REQUIRED ACTION
The output must match the entries below exactly, with pictures removed.

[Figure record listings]
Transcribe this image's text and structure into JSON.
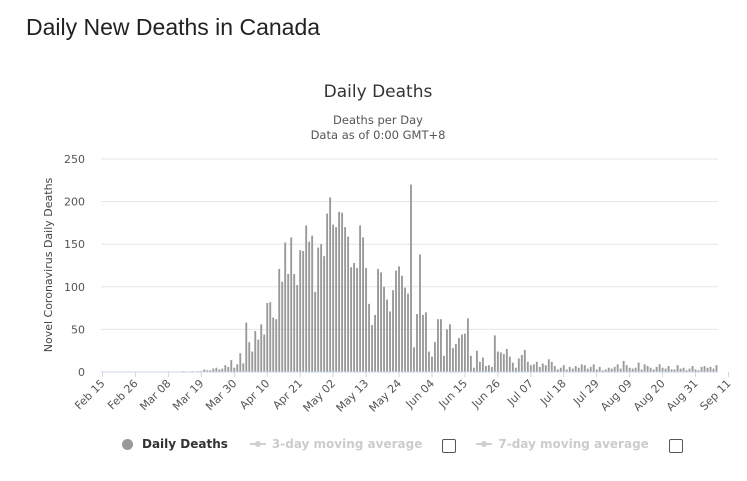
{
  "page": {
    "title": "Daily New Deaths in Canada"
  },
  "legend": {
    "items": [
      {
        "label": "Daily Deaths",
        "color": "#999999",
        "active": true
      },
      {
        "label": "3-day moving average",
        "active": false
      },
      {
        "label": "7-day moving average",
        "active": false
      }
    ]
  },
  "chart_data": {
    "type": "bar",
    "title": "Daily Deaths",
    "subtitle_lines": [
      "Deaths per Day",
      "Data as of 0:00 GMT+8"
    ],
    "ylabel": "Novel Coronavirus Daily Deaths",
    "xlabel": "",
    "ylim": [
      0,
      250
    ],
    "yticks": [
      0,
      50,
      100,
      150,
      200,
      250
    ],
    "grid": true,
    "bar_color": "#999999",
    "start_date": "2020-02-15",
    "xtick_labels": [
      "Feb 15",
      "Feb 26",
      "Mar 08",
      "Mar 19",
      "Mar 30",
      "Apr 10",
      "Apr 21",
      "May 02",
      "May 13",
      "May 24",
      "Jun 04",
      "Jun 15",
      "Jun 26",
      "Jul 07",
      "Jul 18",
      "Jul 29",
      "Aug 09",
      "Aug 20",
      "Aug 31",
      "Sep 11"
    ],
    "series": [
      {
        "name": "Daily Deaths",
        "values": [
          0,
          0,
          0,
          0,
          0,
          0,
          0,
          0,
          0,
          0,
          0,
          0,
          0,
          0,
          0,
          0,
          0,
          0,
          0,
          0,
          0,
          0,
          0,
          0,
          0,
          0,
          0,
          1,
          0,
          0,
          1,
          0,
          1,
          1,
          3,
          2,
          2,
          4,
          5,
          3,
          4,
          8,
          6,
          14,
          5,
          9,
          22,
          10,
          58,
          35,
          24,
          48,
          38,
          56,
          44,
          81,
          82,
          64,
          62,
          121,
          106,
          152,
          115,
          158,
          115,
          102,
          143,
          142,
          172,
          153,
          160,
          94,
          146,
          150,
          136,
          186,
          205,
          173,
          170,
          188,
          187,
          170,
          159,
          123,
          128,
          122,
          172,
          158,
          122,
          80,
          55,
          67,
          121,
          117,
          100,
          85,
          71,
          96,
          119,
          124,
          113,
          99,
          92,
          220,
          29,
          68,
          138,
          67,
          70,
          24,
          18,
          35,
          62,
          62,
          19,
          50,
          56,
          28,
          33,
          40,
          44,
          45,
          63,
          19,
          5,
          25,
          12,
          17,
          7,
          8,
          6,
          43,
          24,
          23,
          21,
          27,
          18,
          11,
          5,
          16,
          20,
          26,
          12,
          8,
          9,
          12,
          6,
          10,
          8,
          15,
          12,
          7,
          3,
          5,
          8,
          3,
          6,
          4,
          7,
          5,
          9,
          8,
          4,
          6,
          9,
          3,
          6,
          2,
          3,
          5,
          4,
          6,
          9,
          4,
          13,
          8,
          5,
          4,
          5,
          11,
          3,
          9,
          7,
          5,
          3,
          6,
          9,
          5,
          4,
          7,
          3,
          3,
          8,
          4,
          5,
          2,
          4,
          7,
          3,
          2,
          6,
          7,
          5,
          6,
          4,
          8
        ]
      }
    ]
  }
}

RESPONSE
Transcribe this image's text and structure into JSON.
{
  "page": {
    "title": "Daily New Deaths in Canada"
  },
  "legend": {
    "items": [
      {
        "label": "Daily Deaths",
        "color": "#999999",
        "active": true
      },
      {
        "label": "3-day moving average",
        "active": false
      },
      {
        "label": "7-day moving average",
        "active": false
      }
    ]
  },
  "chart_data": {
    "type": "bar",
    "title": "Daily Deaths",
    "subtitle_lines": [
      "Deaths per Day",
      "Data as of 0:00 GMT+8"
    ],
    "ylabel": "Novel Coronavirus Daily Deaths",
    "xlabel": "",
    "ylim": [
      0,
      250
    ],
    "yticks": [
      0,
      50,
      100,
      150,
      200,
      250
    ],
    "grid": true,
    "bar_color": "#999999",
    "start_date": "2020-02-15",
    "xtick_labels": [
      "Feb 15",
      "Feb 26",
      "Mar 08",
      "Mar 19",
      "Mar 30",
      "Apr 10",
      "Apr 21",
      "May 02",
      "May 13",
      "May 24",
      "Jun 04",
      "Jun 15",
      "Jun 26",
      "Jul 07",
      "Jul 18",
      "Jul 29",
      "Aug 09",
      "Aug 20",
      "Aug 31",
      "Sep 11"
    ],
    "series": [
      {
        "name": "Daily Deaths",
        "values": [
          0,
          0,
          0,
          0,
          0,
          0,
          0,
          0,
          0,
          0,
          0,
          0,
          0,
          0,
          0,
          0,
          0,
          0,
          0,
          0,
          0,
          0,
          0,
          0,
          0,
          0,
          0,
          1,
          0,
          0,
          1,
          0,
          1,
          1,
          3,
          2,
          2,
          4,
          5,
          3,
          4,
          8,
          6,
          14,
          5,
          9,
          22,
          10,
          58,
          35,
          24,
          48,
          38,
          56,
          44,
          81,
          82,
          64,
          62,
          121,
          106,
          152,
          115,
          158,
          115,
          102,
          143,
          142,
          172,
          153,
          160,
          94,
          146,
          150,
          136,
          186,
          205,
          173,
          170,
          188,
          187,
          170,
          159,
          123,
          128,
          122,
          172,
          158,
          122,
          80,
          55,
          67,
          121,
          117,
          100,
          85,
          71,
          96,
          119,
          124,
          113,
          99,
          92,
          220,
          29,
          68,
          138,
          67,
          70,
          24,
          18,
          35,
          62,
          62,
          19,
          50,
          56,
          28,
          33,
          40,
          44,
          45,
          63,
          19,
          5,
          25,
          12,
          17,
          7,
          8,
          6,
          43,
          24,
          23,
          21,
          27,
          18,
          11,
          5,
          16,
          20,
          26,
          12,
          8,
          9,
          12,
          6,
          10,
          8,
          15,
          12,
          7,
          3,
          5,
          8,
          3,
          6,
          4,
          7,
          5,
          9,
          8,
          4,
          6,
          9,
          3,
          6,
          2,
          3,
          5,
          4,
          6,
          9,
          4,
          13,
          8,
          5,
          4,
          5,
          11,
          3,
          9,
          7,
          5,
          3,
          6,
          9,
          5,
          4,
          7,
          3,
          3,
          8,
          4,
          5,
          2,
          4,
          7,
          3,
          2,
          6,
          7,
          5,
          6,
          4,
          8
        ]
      }
    ]
  }
}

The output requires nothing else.